BRIEF :: Each record is to be transcribed exactly.

[Stored records]
═══
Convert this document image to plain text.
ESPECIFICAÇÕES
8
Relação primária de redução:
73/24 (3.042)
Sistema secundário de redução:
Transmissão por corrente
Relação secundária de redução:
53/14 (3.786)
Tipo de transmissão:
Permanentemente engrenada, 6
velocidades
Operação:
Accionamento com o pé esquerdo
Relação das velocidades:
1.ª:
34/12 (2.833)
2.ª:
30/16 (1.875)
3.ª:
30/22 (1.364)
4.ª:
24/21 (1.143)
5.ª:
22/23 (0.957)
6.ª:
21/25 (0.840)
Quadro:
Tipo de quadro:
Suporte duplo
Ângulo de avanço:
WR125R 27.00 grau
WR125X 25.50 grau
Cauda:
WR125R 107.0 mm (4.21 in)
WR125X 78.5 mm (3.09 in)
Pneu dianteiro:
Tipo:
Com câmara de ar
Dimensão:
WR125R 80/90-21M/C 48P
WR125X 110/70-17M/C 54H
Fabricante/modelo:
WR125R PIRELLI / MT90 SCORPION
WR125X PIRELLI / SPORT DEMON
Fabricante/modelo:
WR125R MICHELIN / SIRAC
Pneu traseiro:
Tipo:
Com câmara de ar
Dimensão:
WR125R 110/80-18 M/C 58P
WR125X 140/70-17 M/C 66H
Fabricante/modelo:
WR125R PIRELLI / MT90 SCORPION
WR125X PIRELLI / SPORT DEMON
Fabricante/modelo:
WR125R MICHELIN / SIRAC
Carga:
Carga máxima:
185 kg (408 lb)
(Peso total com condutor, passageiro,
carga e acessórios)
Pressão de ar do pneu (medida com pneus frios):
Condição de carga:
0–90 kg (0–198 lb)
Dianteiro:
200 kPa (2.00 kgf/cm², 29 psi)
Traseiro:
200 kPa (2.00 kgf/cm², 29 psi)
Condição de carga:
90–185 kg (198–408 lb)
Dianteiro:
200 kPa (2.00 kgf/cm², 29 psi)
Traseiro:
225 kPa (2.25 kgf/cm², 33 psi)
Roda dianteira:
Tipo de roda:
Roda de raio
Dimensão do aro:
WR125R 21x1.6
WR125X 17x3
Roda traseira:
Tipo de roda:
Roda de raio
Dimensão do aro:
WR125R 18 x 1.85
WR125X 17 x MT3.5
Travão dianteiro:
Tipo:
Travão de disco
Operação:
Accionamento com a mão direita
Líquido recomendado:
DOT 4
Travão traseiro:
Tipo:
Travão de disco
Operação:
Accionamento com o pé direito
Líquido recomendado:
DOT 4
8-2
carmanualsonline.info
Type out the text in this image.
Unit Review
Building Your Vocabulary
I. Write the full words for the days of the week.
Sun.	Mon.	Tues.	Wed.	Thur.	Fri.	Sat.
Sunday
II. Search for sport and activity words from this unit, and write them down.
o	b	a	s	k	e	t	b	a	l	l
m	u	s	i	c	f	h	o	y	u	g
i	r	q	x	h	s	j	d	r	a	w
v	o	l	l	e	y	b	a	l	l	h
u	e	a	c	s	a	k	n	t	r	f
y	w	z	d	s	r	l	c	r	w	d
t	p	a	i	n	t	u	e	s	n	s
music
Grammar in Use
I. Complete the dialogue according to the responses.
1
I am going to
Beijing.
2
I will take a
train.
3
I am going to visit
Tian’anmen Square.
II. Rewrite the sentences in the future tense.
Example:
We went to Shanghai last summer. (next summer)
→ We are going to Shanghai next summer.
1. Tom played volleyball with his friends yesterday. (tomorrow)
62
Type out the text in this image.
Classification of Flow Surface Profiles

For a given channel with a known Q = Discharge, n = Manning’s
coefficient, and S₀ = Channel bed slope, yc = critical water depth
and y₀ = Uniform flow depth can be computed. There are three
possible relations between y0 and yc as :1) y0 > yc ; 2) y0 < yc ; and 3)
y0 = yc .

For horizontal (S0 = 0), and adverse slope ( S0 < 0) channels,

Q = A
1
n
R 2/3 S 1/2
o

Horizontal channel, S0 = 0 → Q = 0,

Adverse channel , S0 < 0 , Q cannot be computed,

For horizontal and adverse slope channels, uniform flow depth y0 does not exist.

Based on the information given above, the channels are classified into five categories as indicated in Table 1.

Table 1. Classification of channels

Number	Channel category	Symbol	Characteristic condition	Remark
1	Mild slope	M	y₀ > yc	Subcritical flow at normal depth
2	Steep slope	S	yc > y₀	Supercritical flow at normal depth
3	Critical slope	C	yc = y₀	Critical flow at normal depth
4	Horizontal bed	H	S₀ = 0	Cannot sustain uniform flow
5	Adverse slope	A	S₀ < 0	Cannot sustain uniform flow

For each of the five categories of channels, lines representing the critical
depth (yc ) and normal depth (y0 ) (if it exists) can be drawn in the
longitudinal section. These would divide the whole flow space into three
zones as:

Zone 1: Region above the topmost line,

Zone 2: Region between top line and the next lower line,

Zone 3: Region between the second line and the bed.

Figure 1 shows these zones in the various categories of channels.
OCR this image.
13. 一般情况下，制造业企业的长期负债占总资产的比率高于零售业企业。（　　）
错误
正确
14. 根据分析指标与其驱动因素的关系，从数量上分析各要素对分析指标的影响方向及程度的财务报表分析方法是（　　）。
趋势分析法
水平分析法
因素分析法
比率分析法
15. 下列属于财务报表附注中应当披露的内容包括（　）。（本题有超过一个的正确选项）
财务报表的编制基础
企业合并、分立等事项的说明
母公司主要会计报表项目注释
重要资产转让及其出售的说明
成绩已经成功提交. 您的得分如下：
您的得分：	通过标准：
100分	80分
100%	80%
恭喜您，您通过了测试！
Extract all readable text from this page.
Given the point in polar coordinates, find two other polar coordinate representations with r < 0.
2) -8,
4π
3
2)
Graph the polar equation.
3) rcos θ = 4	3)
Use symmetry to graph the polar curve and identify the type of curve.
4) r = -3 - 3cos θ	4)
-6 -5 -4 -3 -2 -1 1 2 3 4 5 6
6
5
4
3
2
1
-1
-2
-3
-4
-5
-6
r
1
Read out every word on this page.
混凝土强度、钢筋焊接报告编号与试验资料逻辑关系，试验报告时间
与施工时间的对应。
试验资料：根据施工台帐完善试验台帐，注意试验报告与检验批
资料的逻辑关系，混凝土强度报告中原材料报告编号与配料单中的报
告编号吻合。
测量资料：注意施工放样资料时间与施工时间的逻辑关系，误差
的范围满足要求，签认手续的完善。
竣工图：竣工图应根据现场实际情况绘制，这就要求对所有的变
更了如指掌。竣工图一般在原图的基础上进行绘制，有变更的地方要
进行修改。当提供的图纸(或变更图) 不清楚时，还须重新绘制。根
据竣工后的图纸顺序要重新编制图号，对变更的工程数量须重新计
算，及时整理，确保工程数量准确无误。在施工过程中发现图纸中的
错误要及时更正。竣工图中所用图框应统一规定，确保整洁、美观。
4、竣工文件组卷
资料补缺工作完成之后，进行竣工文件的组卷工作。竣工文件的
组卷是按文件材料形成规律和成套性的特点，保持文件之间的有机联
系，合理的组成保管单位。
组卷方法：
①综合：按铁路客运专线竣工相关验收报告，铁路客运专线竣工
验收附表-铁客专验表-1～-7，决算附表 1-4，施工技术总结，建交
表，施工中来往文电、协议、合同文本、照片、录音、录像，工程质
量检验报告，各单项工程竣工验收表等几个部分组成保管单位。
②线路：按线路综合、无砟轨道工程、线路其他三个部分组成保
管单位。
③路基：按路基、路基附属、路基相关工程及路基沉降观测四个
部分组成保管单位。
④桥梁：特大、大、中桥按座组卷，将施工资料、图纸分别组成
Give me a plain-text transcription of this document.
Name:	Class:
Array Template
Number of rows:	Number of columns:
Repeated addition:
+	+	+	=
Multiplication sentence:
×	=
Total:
═══
RESPONSE TO THIS EXERCISE ::
Convert this document image to plain text.
ESPECIFICAÇÕES
8
Relação primária de redução:
73/24 (3.042)
Sistema secundário de redução:
Transmissão por corrente
Relação secundária de redução:
53/14 (3.786)
Tipo de transmissão:
Permanentemente engrenada, 6
velocidades
Operação:
Accionamento com o pé esquerdo
Relação das velocidades:
1.ª:
34/12 (2.833)
2.ª:
30/16 (1.875)
3.ª:
30/22 (1.364)
4.ª:
24/21 (1.143)
5.ª:
22/23 (0.957)
6.ª:
21/25 (0.840)
Quadro:
Tipo de quadro:
Suporte duplo
Ângulo de avanço:
WR125R 27.00 grau
WR125X 25.50 grau
Cauda:
WR125R 107.0 mm (4.21 in)
WR125X 78.5 mm (3.09 in)
Pneu dianteiro:
Tipo:
Com câmara de ar
Dimensão:
WR125R 80/90-21M/C 48P
WR125X 110/70-17M/C 54H
Fabricante/modelo:
WR125R PIRELLI / MT90 SCORPION
WR125X PIRELLI / SPORT DEMON
Fabricante/modelo:
WR125R MICHELIN / SIRAC
Pneu traseiro:
Tipo:
Com câmara de ar
Dimensão:
WR125R 110/80-18 M/C 58P
WR125X 140/70-17 M/C 66H
Fabricante/modelo:
WR125R PIRELLI / MT90 SCORPION
WR125X PIRELLI / SPORT DEMON
Fabricante/modelo:
WR125R MICHELIN / SIRAC
Carga:
Carga máxima:
185 kg (408 lb)
(Peso total com condutor, passageiro,
carga e acessórios)
Pressão de ar do pneu (medida com pneus frios):
Condição de carga:
0–90 kg (0–198 lb)
Dianteiro:
200 kPa (2.00 kgf/cm², 29 psi)
Traseiro:
200 kPa (2.00 kgf/cm², 29 psi)
Condição de carga:
90–185 kg (198–408 lb)
Dianteiro:
200 kPa (2.00 kgf/cm², 29 psi)
Traseiro:
225 kPa (2.25 kgf/cm², 33 psi)
Roda dianteira:
Tipo de roda:
Roda de raio
Dimensão do aro:
WR125R 21x1.6
WR125X 17x3
Roda traseira:
Tipo de roda:
Roda de raio
Dimensão do aro:
WR125R 18 x 1.85
WR125X 17 x MT3.5
Travão dianteiro:
Tipo:
Travão de disco
Operação:
Accionamento com a mão direita
Líquido recomendado:
DOT 4
Travão traseiro:
Tipo:
Travão de disco
Operação:
Accionamento com o pé direito
Líquido recomendado:
DOT 4
8-2
carmanualsonline.info
Type out the text in this image.
Unit Review
Building Your Vocabulary
I. Write the full words for the days of the week.
Sun.	Mon.	Tues.	Wed.	Thur.	Fri.	Sat.
Sunday
II. Search for sport and activity words from this unit, and write them down.
o	b	a	s	k	e	t	b	a	l	l
m	u	s	i	c	f	h	o	y	u	g
i	r	q	x	h	s	j	d	r	a	w
v	o	l	l	e	y	b	a	l	l	h
u	e	a	c	s	a	k	n	t	r	f
y	w	z	d	s	r	l	c	r	w	d
t	p	a	i	n	t	u	e	s	n	s
music
Grammar in Use
I. Complete the dialogue according to the responses.
1
I am going to
Beijing.
2
I will take a
train.
3
I am going to visit
Tian’anmen Square.
II. Rewrite the sentences in the future tense.
Example:
We went to Shanghai last summer. (next summer)
→ We are going to Shanghai next summer.
1. Tom played volleyball with his friends yesterday. (tomorrow)
62
Type out the text in this image.
Classification of Flow Surface Profiles

For a given channel with a known Q = Discharge, n = Manning’s
coefficient, and S₀ = Channel bed slope, yc = critical water depth
and y₀ = Uniform flow depth can be computed. There are three
possible relations between y0 and yc as :1) y0 > yc ; 2) y0 < yc ; and 3)
y0 = yc .

For horizontal (S0 = 0), and adverse slope ( S0 < 0) channels,

Q = A
1
n
R 2/3 S 1/2
o

Horizontal channel, S0 = 0 → Q = 0,

Adverse channel , S0 < 0 , Q cannot be computed,

For horizontal and adverse slope channels, uniform flow depth y0 does not exist.

Based on the information given above, the channels are classified into five categories as indicated in Table 1.

Table 1. Classification of channels

Number	Channel category	Symbol	Characteristic condition	Remark
1	Mild slope	M	y₀ > yc	Subcritical flow at normal depth
2	Steep slope	S	yc > y₀	Supercritical flow at normal depth
3	Critical slope	C	yc = y₀	Critical flow at normal depth
4	Horizontal bed	H	S₀ = 0	Cannot sustain uniform flow
5	Adverse slope	A	S₀ < 0	Cannot sustain uniform flow

For each of the five categories of channels, lines representing the critical
depth (yc ) and normal depth (y0 ) (if it exists) can be drawn in the
longitudinal section. These would divide the whole flow space into three
zones as:

Zone 1: Region above the topmost line,

Zone 2: Region between top line and the next lower line,

Zone 3: Region between the second line and the bed.

Figure 1 shows these zones in the various categories of channels.
OCR this image.
13. 一般情况下，制造业企业的长期负债占总资产的比率高于零售业企业。（　　）
错误
正确
14. 根据分析指标与其驱动因素的关系，从数量上分析各要素对分析指标的影响方向及程度的财务报表分析方法是（　　）。
趋势分析法
水平分析法
因素分析法
比率分析法
15. 下列属于财务报表附注中应当披露的内容包括（　）。（本题有超过一个的正确选项）
财务报表的编制基础
企业合并、分立等事项的说明
母公司主要会计报表项目注释
重要资产转让及其出售的说明
成绩已经成功提交. 您的得分如下：
您的得分：	通过标准：
100分	80分
100%	80%
恭喜您，您通过了测试！
Extract all readable text from this page.
Given the point in polar coordinates, find two other polar coordinate representations with r < 0.
2) -8,
4π
3
2)
Graph the polar equation.
3) rcos θ = 4	3)
Use symmetry to graph the polar curve and identify the type of curve.
4) r = -3 - 3cos θ	4)
-6 -5 -4 -3 -2 -1 1 2 3 4 5 6
6
5
4
3
2
1
-1
-2
-3
-4
-5
-6
r
1
Read out every word on this page.
混凝土强度、钢筋焊接报告编号与试验资料逻辑关系，试验报告时间
与施工时间的对应。
试验资料：根据施工台帐完善试验台帐，注意试验报告与检验批
资料的逻辑关系，混凝土强度报告中原材料报告编号与配料单中的报
告编号吻合。
测量资料：注意施工放样资料时间与施工时间的逻辑关系，误差
的范围满足要求，签认手续的完善。
竣工图：竣工图应根据现场实际情况绘制，这就要求对所有的变
更了如指掌。竣工图一般在原图的基础上进行绘制，有变更的地方要
进行修改。当提供的图纸(或变更图) 不清楚时，还须重新绘制。根
据竣工后的图纸顺序要重新编制图号，对变更的工程数量须重新计
算，及时整理，确保工程数量准确无误。在施工过程中发现图纸中的
错误要及时更正。竣工图中所用图框应统一规定，确保整洁、美观。
4、竣工文件组卷
资料补缺工作完成之后，进行竣工文件的组卷工作。竣工文件的
组卷是按文件材料形成规律和成套性的特点，保持文件之间的有机联
系，合理的组成保管单位。
组卷方法：
①综合：按铁路客运专线竣工相关验收报告，铁路客运专线竣工
验收附表-铁客专验表-1～-7，决算附表 1-4，施工技术总结，建交
表，施工中来往文电、协议、合同文本、照片、录音、录像，工程质
量检验报告，各单项工程竣工验收表等几个部分组成保管单位。
②线路：按线路综合、无砟轨道工程、线路其他三个部分组成保
管单位。
③路基：按路基、路基附属、路基相关工程及路基沉降观测四个
部分组成保管单位。
④桥梁：特大、大、中桥按座组卷，将施工资料、图纸分别组成
Give me a plain-text transcription of this document.
Name:	Class:
Array Template
Number of rows:	Number of columns:
Repeated addition:
+	+	+	=
Multiplication sentence:
×	=
Total:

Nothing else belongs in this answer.